**WHAT THE TASK REQUIRES:**
Keep only those lines of the records that include the string "false".

■ ■ ■ ■ ■

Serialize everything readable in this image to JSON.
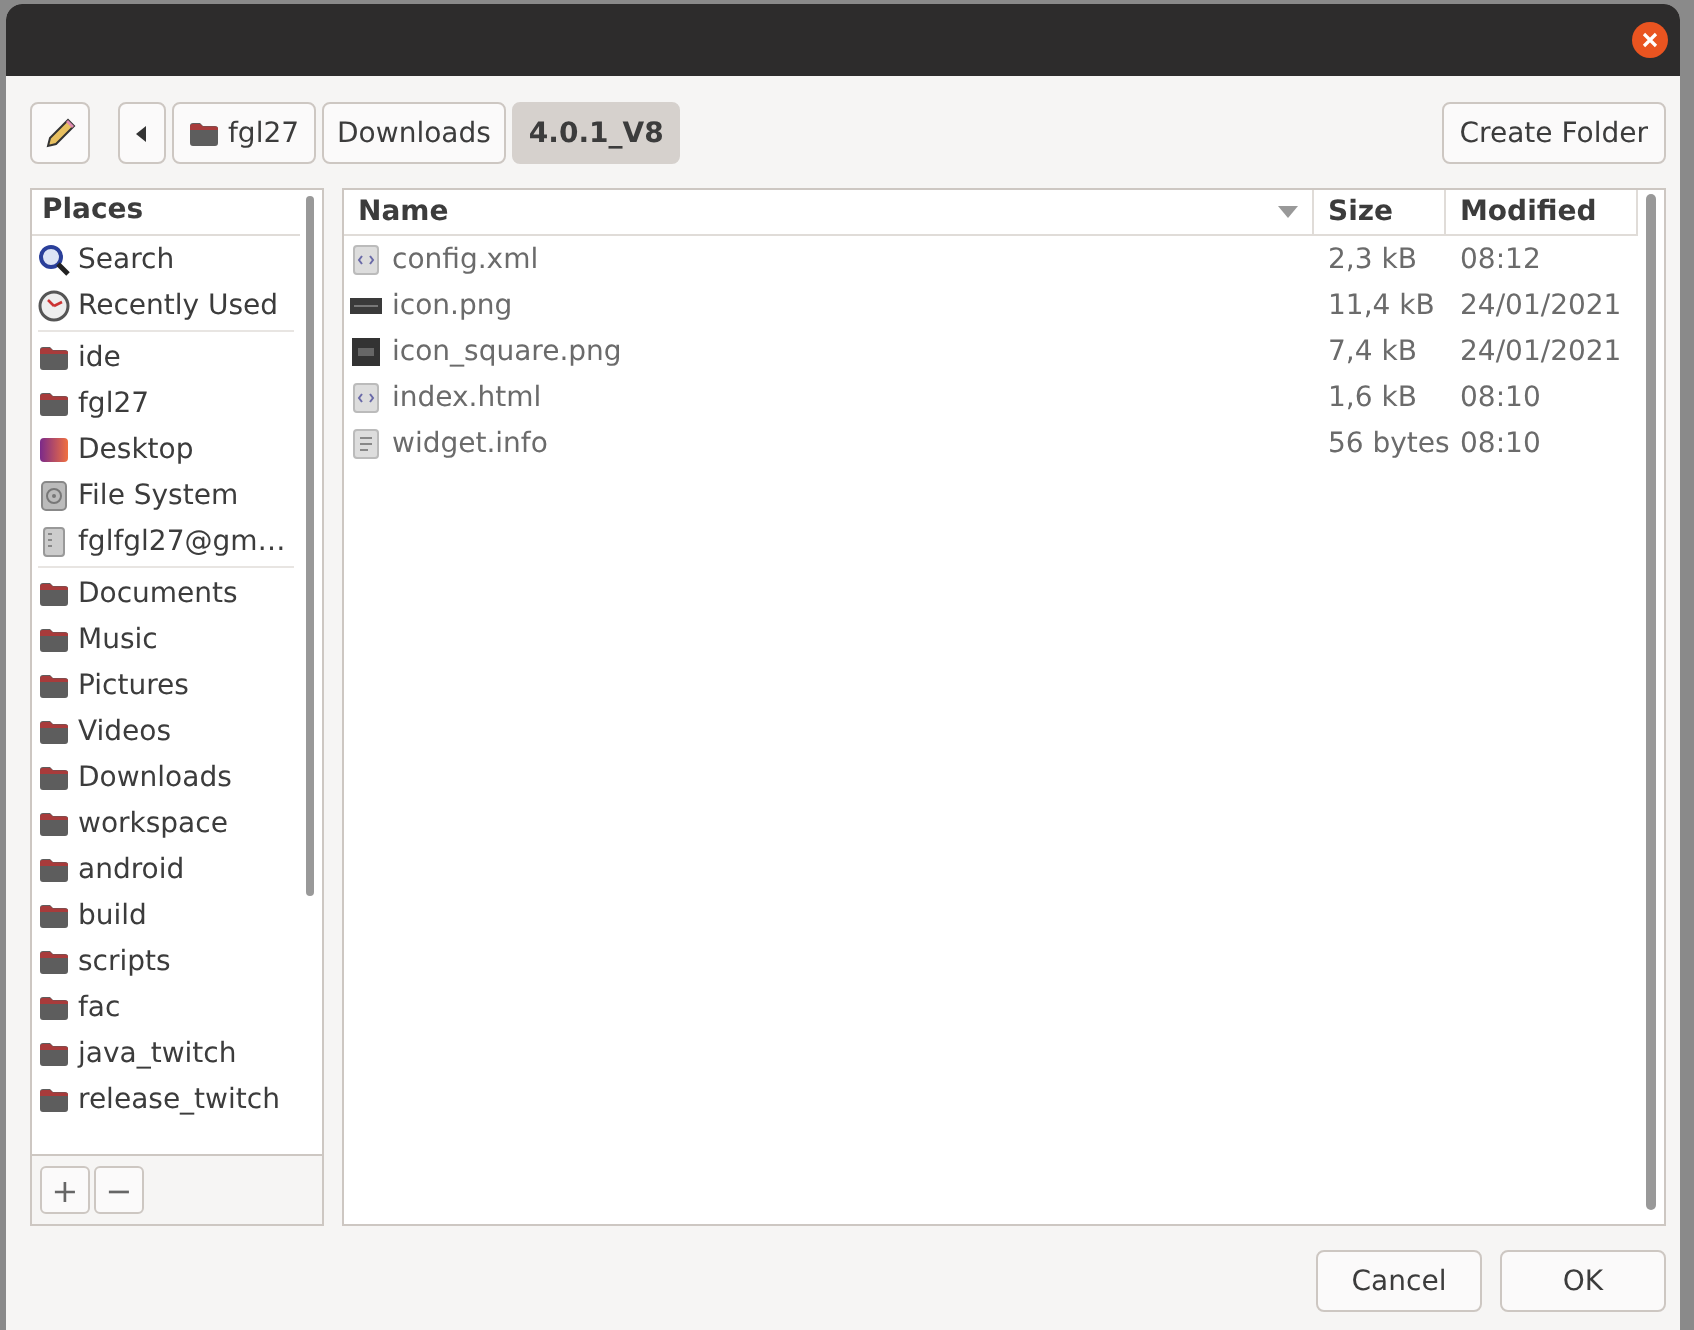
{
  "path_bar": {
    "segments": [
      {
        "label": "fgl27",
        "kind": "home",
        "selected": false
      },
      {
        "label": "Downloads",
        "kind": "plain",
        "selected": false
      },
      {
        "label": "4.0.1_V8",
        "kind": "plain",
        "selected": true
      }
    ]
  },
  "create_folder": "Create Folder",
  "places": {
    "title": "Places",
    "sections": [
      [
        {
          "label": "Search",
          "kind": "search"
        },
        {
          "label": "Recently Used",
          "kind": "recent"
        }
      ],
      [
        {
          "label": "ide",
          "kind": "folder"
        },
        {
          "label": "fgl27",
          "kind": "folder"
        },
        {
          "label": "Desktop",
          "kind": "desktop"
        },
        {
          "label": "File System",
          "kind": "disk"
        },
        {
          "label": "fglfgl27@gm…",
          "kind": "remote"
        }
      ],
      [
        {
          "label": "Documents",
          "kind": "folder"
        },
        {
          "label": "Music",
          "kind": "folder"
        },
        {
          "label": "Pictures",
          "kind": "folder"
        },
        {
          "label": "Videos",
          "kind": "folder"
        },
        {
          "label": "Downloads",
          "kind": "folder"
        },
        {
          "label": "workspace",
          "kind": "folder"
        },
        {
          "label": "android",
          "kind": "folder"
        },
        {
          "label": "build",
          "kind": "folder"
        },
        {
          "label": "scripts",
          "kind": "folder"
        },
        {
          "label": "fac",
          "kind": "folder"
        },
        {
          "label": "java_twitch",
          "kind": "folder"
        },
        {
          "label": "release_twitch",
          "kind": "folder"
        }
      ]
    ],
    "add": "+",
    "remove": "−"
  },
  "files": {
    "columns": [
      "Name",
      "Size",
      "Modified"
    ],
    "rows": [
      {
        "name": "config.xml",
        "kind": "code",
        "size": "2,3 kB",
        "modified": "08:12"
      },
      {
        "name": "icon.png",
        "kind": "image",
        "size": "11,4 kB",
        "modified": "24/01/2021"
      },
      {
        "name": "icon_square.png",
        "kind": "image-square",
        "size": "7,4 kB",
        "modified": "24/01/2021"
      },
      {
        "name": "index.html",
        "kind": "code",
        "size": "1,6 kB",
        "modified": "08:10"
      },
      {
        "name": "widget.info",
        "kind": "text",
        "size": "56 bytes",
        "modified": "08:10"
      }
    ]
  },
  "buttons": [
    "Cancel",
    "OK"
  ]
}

■ ■ ■ ■ ■

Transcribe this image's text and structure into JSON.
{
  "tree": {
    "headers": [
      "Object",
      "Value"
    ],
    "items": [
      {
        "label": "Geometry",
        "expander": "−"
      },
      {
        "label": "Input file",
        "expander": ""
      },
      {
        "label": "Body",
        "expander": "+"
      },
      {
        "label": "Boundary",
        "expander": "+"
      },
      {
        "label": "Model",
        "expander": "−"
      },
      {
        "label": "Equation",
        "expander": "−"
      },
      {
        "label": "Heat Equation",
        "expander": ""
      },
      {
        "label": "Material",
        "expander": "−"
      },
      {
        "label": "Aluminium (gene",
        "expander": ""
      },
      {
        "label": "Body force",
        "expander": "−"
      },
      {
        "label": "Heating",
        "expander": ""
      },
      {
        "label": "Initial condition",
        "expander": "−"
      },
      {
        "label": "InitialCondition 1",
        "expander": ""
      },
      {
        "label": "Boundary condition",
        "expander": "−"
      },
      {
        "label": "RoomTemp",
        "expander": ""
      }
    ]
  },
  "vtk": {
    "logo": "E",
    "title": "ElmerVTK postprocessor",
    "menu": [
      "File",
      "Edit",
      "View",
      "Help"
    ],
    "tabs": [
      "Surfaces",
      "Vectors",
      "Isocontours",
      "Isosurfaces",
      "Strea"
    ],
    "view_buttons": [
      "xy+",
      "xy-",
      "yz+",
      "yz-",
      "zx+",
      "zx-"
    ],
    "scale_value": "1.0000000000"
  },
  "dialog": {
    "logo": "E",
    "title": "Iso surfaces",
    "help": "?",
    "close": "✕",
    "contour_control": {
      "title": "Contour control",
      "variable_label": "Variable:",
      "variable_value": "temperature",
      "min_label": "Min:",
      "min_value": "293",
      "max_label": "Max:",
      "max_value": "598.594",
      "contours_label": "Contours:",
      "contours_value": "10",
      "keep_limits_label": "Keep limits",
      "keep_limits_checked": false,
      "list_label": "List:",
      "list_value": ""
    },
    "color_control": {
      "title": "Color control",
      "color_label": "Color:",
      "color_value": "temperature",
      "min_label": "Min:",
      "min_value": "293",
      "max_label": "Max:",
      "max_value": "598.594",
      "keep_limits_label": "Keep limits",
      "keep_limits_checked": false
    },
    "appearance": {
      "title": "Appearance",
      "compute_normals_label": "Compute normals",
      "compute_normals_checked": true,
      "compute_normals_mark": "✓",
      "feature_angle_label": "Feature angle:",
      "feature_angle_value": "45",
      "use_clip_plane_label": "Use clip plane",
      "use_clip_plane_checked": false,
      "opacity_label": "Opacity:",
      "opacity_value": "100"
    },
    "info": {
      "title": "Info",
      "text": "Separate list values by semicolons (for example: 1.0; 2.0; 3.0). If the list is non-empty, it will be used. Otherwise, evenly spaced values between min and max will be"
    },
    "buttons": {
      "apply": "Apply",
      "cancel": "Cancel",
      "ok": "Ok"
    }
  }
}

■ ■ ■ ■ ■

**WORKED ANSWER:**
        "selected": false
        "selected": false
      "keep_limits_checked": false,
      "keep_limits_checked": false
      "use_clip_plane_checked": false,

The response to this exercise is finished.